-- Record list --

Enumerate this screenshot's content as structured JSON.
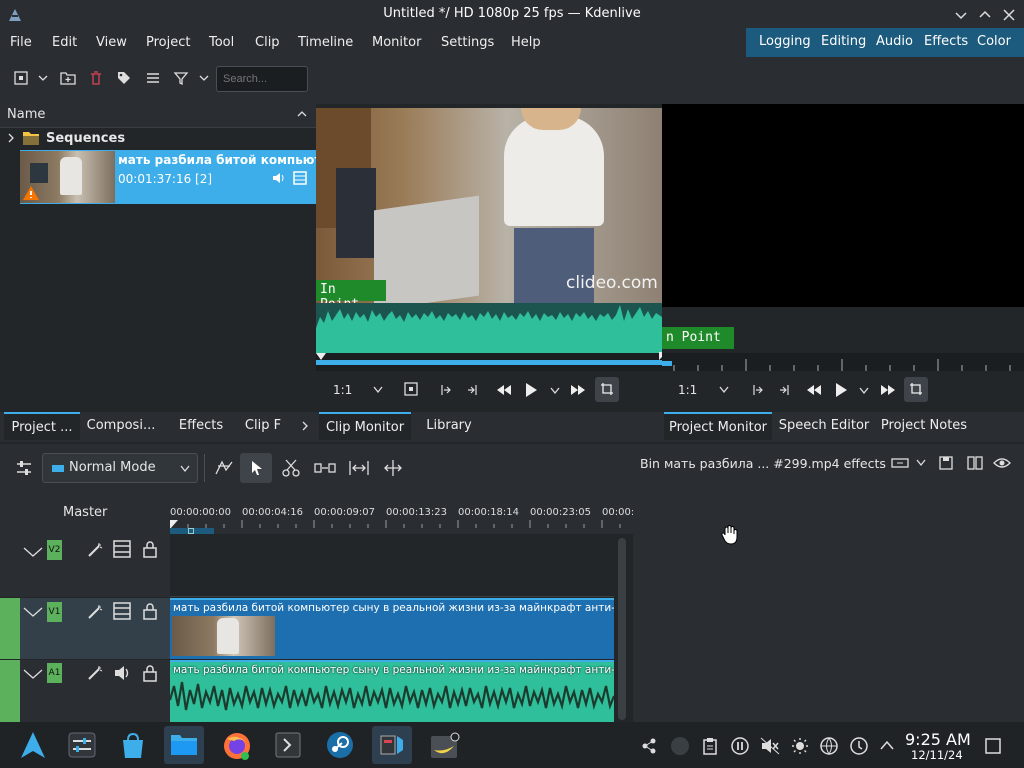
{
  "window": {
    "title": "Untitled */ HD 1080p 25 fps — Kdenlive"
  },
  "menu": [
    "File",
    "Edit",
    "View",
    "Project",
    "Tool",
    "Clip",
    "Timeline",
    "Monitor",
    "Settings",
    "Help"
  ],
  "layouts": [
    "Logging",
    "Editing",
    "Audio",
    "Effects",
    "Color"
  ],
  "bin": {
    "search_placeholder": "Search...",
    "column_name": "Name",
    "folder": "Sequences",
    "clip_name": "мать разбила битой компьют",
    "clip_duration": "00:01:37:16 [2]"
  },
  "left_tabs": [
    "Project ...",
    "Composi...",
    "Effects",
    "Clip F"
  ],
  "clip_monitor": {
    "watermark": "clideo.com",
    "in_point": "In Point",
    "zoom": "1:1"
  },
  "project_monitor": {
    "in_point": "n Point",
    "zoom": "1:1"
  },
  "middle_tabs": [
    "Clip Monitor",
    "Library"
  ],
  "right_tabs": [
    "Project Monitor",
    "Speech Editor",
    "Project Notes"
  ],
  "timeline": {
    "mode": "Normal Mode",
    "master_label": "Master",
    "timecodes": [
      "00:00:00:00",
      "00:00:04:16",
      "00:00:09:07",
      "00:00:13:23",
      "00:00:18:14",
      "00:00:23:05",
      "00:00:"
    ],
    "tracks": [
      {
        "tag": "V2",
        "clip": ""
      },
      {
        "tag": "V1",
        "clip": "мать разбила битой компьютер сыну в реальной жизни из-за майнкрафт анти-гри"
      },
      {
        "tag": "A1",
        "clip": "мать разбила битой компьютер сыну в реальной жизни из-за майнкрафт анти-гри"
      }
    ]
  },
  "effects_panel": {
    "title": "Bin мать разбила ... #299.mp4 effects"
  },
  "tray": {
    "time": "9:25 AM",
    "date": "12/11/24"
  },
  "colors": {
    "accent": "#3daee9",
    "clip_video": "#1e6fb0",
    "clip_audio": "#2fbf9a",
    "track_tag": "#5cb15c"
  }
}
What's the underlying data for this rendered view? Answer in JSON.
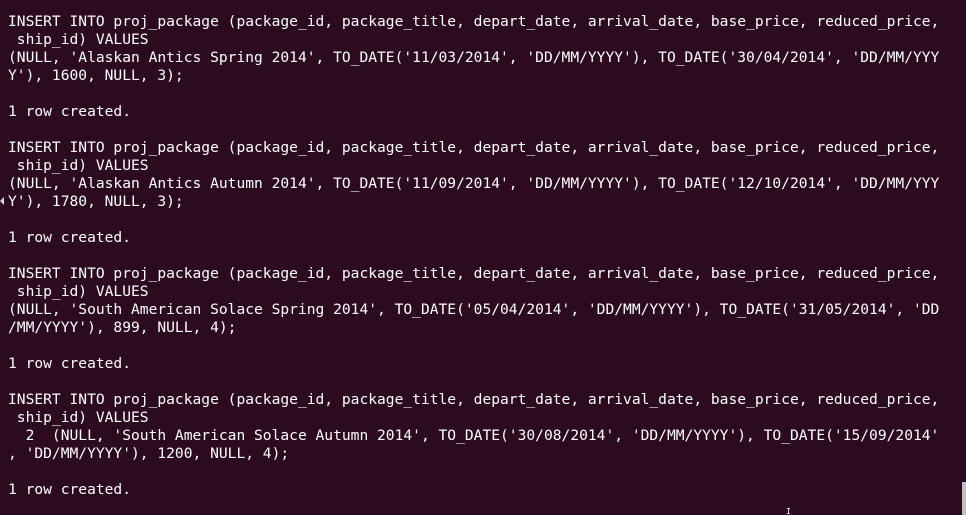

-- Exercise directions --
Each entry must be retyped word for word, with every image omitted.

-- Response for this exercise --
Enumerate this screenshot's content as structured JSON.
{
  "window": {
    "title": "Untitled */ HD 1080p 25 fps — Kdenlive"
  },
  "menu": [
    "File",
    "Edit",
    "View",
    "Project",
    "Tool",
    "Clip",
    "Timeline",
    "Monitor",
    "Settings",
    "Help"
  ],
  "layouts": [
    "Logging",
    "Editing",
    "Audio",
    "Effects",
    "Color"
  ],
  "bin": {
    "search_placeholder": "Search...",
    "column_name": "Name",
    "folder": "Sequences",
    "clip_name": "мать разбила битой компьют",
    "clip_duration": "00:01:37:16 [2]"
  },
  "left_tabs": [
    "Project ...",
    "Composi...",
    "Effects",
    "Clip F"
  ],
  "clip_monitor": {
    "watermark": "clideo.com",
    "in_point": "In Point",
    "zoom": "1:1"
  },
  "project_monitor": {
    "in_point": "n Point",
    "zoom": "1:1"
  },
  "middle_tabs": [
    "Clip Monitor",
    "Library"
  ],
  "right_tabs": [
    "Project Monitor",
    "Speech Editor",
    "Project Notes"
  ],
  "timeline": {
    "mode": "Normal Mode",
    "master_label": "Master",
    "timecodes": [
      "00:00:00:00",
      "00:00:04:16",
      "00:00:09:07",
      "00:00:13:23",
      "00:00:18:14",
      "00:00:23:05",
      "00:00:"
    ],
    "tracks": [
      {
        "tag": "V2",
        "clip": ""
      },
      {
        "tag": "V1",
        "clip": "мать разбила битой компьютер сыну в реальной жизни из-за майнкрафт анти-гри"
      },
      {
        "tag": "A1",
        "clip": "мать разбила битой компьютер сыну в реальной жизни из-за майнкрафт анти-гри"
      }
    ]
  },
  "effects_panel": {
    "title": "Bin мать разбила ... #299.mp4 effects"
  },
  "tray": {
    "time": "9:25 AM",
    "date": "12/11/24"
  },
  "colors": {
    "accent": "#3daee9",
    "clip_video": "#1e6fb0",
    "clip_audio": "#2fbf9a",
    "track_tag": "#5cb15c"
  }
}
What's the underlying data for this rendered view? Answer in JSON.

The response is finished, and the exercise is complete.